# [EXERCISE]
Reproduce all of the data exactly.

— Start —

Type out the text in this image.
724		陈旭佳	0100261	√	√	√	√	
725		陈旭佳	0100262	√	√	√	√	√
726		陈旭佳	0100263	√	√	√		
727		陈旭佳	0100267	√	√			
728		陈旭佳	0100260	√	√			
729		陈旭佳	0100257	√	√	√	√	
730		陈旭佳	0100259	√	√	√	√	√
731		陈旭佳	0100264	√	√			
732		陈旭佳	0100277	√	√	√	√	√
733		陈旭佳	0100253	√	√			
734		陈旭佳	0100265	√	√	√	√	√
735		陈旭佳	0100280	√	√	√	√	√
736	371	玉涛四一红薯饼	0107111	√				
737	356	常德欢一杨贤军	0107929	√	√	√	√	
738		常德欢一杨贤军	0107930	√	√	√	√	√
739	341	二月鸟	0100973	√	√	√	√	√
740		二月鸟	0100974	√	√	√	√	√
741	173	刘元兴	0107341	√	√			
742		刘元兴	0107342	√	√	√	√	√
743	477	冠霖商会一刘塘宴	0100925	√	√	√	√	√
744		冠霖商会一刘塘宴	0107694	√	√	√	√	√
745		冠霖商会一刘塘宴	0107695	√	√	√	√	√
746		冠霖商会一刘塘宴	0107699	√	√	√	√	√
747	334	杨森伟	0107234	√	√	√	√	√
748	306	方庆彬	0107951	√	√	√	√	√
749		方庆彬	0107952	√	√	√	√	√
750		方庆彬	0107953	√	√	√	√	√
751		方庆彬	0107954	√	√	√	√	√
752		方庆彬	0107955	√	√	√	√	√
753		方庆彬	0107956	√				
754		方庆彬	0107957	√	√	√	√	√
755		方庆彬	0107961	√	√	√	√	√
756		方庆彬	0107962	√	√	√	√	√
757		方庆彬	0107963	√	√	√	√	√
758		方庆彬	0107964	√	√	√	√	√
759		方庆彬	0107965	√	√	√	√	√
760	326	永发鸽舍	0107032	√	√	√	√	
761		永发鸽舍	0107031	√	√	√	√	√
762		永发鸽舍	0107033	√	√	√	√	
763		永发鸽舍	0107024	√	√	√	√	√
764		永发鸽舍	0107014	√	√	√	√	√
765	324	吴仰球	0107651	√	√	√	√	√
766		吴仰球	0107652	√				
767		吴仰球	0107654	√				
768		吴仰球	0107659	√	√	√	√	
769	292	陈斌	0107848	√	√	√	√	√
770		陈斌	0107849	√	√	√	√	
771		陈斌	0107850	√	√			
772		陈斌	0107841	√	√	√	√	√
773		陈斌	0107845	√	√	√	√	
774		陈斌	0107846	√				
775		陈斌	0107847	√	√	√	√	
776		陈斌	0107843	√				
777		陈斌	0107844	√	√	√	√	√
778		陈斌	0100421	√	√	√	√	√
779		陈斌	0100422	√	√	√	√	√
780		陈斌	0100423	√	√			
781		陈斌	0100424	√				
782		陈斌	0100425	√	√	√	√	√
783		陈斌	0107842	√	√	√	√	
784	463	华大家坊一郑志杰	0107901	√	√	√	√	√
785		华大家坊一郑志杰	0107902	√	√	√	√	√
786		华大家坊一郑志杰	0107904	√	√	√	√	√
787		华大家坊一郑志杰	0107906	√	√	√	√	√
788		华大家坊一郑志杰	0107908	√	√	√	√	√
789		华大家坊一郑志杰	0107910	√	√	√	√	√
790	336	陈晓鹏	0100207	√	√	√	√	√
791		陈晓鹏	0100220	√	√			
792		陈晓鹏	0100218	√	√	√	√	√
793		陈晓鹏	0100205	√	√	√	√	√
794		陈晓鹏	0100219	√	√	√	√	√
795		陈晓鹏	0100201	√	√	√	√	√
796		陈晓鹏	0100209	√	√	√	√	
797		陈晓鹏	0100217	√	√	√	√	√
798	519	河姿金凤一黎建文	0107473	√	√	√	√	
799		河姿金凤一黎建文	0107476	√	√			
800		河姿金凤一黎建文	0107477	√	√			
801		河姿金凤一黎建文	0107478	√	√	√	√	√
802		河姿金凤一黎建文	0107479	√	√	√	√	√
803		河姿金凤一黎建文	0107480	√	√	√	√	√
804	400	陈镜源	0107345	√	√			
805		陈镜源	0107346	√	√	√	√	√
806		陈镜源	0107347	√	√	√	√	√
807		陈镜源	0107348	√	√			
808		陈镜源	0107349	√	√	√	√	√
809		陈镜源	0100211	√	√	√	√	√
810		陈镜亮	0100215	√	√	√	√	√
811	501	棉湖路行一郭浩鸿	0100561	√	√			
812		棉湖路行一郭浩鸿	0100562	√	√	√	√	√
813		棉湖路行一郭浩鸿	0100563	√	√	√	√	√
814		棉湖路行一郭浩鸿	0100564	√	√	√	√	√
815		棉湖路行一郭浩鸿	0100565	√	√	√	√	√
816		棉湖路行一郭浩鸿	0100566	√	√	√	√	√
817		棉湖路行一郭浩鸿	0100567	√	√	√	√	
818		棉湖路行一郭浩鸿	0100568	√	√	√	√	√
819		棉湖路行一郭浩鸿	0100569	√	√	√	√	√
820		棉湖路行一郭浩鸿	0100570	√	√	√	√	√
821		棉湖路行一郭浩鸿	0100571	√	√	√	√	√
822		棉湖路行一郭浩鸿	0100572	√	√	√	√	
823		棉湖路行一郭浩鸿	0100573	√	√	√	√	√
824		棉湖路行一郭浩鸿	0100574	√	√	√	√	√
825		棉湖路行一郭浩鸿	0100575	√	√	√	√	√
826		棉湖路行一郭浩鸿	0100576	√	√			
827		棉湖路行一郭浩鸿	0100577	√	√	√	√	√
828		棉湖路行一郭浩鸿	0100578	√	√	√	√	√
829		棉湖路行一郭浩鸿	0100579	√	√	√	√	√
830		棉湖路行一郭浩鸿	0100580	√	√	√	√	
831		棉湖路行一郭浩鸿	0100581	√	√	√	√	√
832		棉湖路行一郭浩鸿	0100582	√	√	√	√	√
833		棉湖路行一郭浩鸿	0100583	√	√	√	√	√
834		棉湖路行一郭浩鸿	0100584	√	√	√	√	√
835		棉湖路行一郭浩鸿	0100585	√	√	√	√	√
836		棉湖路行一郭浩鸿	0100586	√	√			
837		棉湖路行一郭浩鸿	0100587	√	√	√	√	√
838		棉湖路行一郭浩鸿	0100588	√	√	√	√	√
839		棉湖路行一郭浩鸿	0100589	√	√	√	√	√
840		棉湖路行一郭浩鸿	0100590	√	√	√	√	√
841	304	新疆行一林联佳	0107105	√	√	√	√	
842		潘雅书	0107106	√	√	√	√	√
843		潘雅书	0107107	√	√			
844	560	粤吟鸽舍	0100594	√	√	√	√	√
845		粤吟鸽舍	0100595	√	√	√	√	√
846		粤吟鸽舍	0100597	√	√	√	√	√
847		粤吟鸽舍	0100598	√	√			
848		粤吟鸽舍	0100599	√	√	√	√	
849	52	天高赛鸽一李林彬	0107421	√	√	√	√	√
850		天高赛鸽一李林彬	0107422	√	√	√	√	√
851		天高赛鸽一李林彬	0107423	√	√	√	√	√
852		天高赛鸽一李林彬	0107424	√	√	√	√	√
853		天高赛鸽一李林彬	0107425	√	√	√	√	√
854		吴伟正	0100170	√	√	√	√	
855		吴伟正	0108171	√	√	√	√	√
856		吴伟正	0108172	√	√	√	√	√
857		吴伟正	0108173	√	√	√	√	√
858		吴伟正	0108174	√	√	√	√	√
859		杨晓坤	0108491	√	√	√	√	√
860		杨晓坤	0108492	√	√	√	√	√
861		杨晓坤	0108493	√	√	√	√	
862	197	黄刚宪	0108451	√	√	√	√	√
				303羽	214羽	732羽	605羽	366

— End —

# [REPLY TO THE EXERCISE]
Type out the text in this image.
724		陈旭佳	0100261	√	√	√	√	
725		陈旭佳	0100262	√	√	√	√	√
726		陈旭佳	0100263	√	√	√		
727		陈旭佳	0100267	√	√			
728		陈旭佳	0100260	√	√			
729		陈旭佳	0100257	√	√	√	√	
730		陈旭佳	0100259	√	√	√	√	√
731		陈旭佳	0100264	√	√			
732		陈旭佳	0100277	√	√	√	√	√
733		陈旭佳	0100253	√	√			
734		陈旭佳	0100265	√	√	√	√	√
735		陈旭佳	0100280	√	√	√	√	√
736	371	玉涛四一红薯饼	0107111	√				
737	356	常德欢一杨贤军	0107929	√	√	√	√	
738		常德欢一杨贤军	0107930	√	√	√	√	√
739	341	二月鸟	0100973	√	√	√	√	√
740		二月鸟	0100974	√	√	√	√	√
741	173	刘元兴	0107341	√	√			
742		刘元兴	0107342	√	√	√	√	√
743	477	冠霖商会一刘塘宴	0100925	√	√	√	√	√
744		冠霖商会一刘塘宴	0107694	√	√	√	√	√
745		冠霖商会一刘塘宴	0107695	√	√	√	√	√
746		冠霖商会一刘塘宴	0107699	√	√	√	√	√
747	334	杨森伟	0107234	√	√	√	√	√
748	306	方庆彬	0107951	√	√	√	√	√
749		方庆彬	0107952	√	√	√	√	√
750		方庆彬	0107953	√	√	√	√	√
751		方庆彬	0107954	√	√	√	√	√
752		方庆彬	0107955	√	√	√	√	√
753		方庆彬	0107956	√				
754		方庆彬	0107957	√	√	√	√	√
755		方庆彬	0107961	√	√	√	√	√
756		方庆彬	0107962	√	√	√	√	√
757		方庆彬	0107963	√	√	√	√	√
758		方庆彬	0107964	√	√	√	√	√
759		方庆彬	0107965	√	√	√	√	√
760	326	永发鸽舍	0107032	√	√	√	√	
761		永发鸽舍	0107031	√	√	√	√	√
762		永发鸽舍	0107033	√	√	√	√	
763		永发鸽舍	0107024	√	√	√	√	√
764		永发鸽舍	0107014	√	√	√	√	√
765	324	吴仰球	0107651	√	√	√	√	√
766		吴仰球	0107652	√				
767		吴仰球	0107654	√				
768		吴仰球	0107659	√	√	√	√	
769	292	陈斌	0107848	√	√	√	√	√
770		陈斌	0107849	√	√	√	√	
771		陈斌	0107850	√	√			
772		陈斌	0107841	√	√	√	√	√
773		陈斌	0107845	√	√	√	√	
774		陈斌	0107846	√				
775		陈斌	0107847	√	√	√	√	
776		陈斌	0107843	√				
777		陈斌	0107844	√	√	√	√	√
778		陈斌	0100421	√	√	√	√	√
779		陈斌	0100422	√	√	√	√	√
780		陈斌	0100423	√	√			
781		陈斌	0100424	√				
782		陈斌	0100425	√	√	√	√	√
783		陈斌	0107842	√	√	√	√	
784	463	华大家坊一郑志杰	0107901	√	√	√	√	√
785		华大家坊一郑志杰	0107902	√	√	√	√	√
786		华大家坊一郑志杰	0107904	√	√	√	√	√
787		华大家坊一郑志杰	0107906	√	√	√	√	√
788		华大家坊一郑志杰	0107908	√	√	√	√	√
789		华大家坊一郑志杰	0107910	√	√	√	√	√
790	336	陈晓鹏	0100207	√	√	√	√	√
791		陈晓鹏	0100220	√	√			
792		陈晓鹏	0100218	√	√	√	√	√
793		陈晓鹏	0100205	√	√	√	√	√
794		陈晓鹏	0100219	√	√	√	√	√
795		陈晓鹏	0100201	√	√	√	√	√
796		陈晓鹏	0100209	√	√	√	√	
797		陈晓鹏	0100217	√	√	√	√	√
798	519	河姿金凤一黎建文	0107473	√	√	√	√	
799		河姿金凤一黎建文	0107476	√	√			
800		河姿金凤一黎建文	0107477	√	√			
801		河姿金凤一黎建文	0107478	√	√	√	√	√
802		河姿金凤一黎建文	0107479	√	√	√	√	√
803		河姿金凤一黎建文	0107480	√	√	√	√	√
804	400	陈镜源	0107345	√	√			
805		陈镜源	0107346	√	√	√	√	√
806		陈镜源	0107347	√	√	√	√	√
807		陈镜源	0107348	√	√			
808		陈镜源	0107349	√	√	√	√	√
809		陈镜源	0100211	√	√	√	√	√
810		陈镜亮	0100215	√	√	√	√	√
811	501	棉湖路行一郭浩鸿	0100561	√	√			
812		棉湖路行一郭浩鸿	0100562	√	√	√	√	√
813		棉湖路行一郭浩鸿	0100563	√	√	√	√	√
814		棉湖路行一郭浩鸿	0100564	√	√	√	√	√
815		棉湖路行一郭浩鸿	0100565	√	√	√	√	√
816		棉湖路行一郭浩鸿	0100566	√	√	√	√	√
817		棉湖路行一郭浩鸿	0100567	√	√	√	√	
818		棉湖路行一郭浩鸿	0100568	√	√	√	√	√
819		棉湖路行一郭浩鸿	0100569	√	√	√	√	√
820		棉湖路行一郭浩鸿	0100570	√	√	√	√	√
821		棉湖路行一郭浩鸿	0100571	√	√	√	√	√
822		棉湖路行一郭浩鸿	0100572	√	√	√	√	
823		棉湖路行一郭浩鸿	0100573	√	√	√	√	√
824		棉湖路行一郭浩鸿	0100574	√	√	√	√	√
825		棉湖路行一郭浩鸿	0100575	√	√	√	√	√
826		棉湖路行一郭浩鸿	0100576	√	√			
827		棉湖路行一郭浩鸿	0100577	√	√	√	√	√
828		棉湖路行一郭浩鸿	0100578	√	√	√	√	√
829		棉湖路行一郭浩鸿	0100579	√	√	√	√	√
830		棉湖路行一郭浩鸿	0100580	√	√	√	√	
831		棉湖路行一郭浩鸿	0100581	√	√	√	√	√
832		棉湖路行一郭浩鸿	0100582	√	√	√	√	√
833		棉湖路行一郭浩鸿	0100583	√	√	√	√	√
834		棉湖路行一郭浩鸿	0100584	√	√	√	√	√
835		棉湖路行一郭浩鸿	0100585	√	√	√	√	√
836		棉湖路行一郭浩鸿	0100586	√	√			
837		棉湖路行一郭浩鸿	0100587	√	√	√	√	√
838		棉湖路行一郭浩鸿	0100588	√	√	√	√	√
839		棉湖路行一郭浩鸿	0100589	√	√	√	√	√
840		棉湖路行一郭浩鸿	0100590	√	√	√	√	√
841	304	新疆行一林联佳	0107105	√	√	√	√	
842		潘雅书	0107106	√	√	√	√	√
843		潘雅书	0107107	√	√			
844	560	粤吟鸽舍	0100594	√	√	√	√	√
845		粤吟鸽舍	0100595	√	√	√	√	√
846		粤吟鸽舍	0100597	√	√	√	√	√
847		粤吟鸽舍	0100598	√	√			
848		粤吟鸽舍	0100599	√	√	√	√	
849	52	天高赛鸽一李林彬	0107421	√	√	√	√	√
850		天高赛鸽一李林彬	0107422	√	√	√	√	√
851		天高赛鸽一李林彬	0107423	√	√	√	√	√
852		天高赛鸽一李林彬	0107424	√	√	√	√	√
853		天高赛鸽一李林彬	0107425	√	√	√	√	√
854		吴伟正	0100170	√	√	√	√	
855		吴伟正	0108171	√	√	√	√	√
856		吴伟正	0108172	√	√	√	√	√
857		吴伟正	0108173	√	√	√	√	√
858		吴伟正	0108174	√	√	√	√	√
859		杨晓坤	0108491	√	√	√	√	√
860		杨晓坤	0108492	√	√	√	√	√
861		杨晓坤	0108493	√	√	√	√	
862	197	黄刚宪	0108451	√	√	√	√	√
				303羽	214羽	732羽	605羽	366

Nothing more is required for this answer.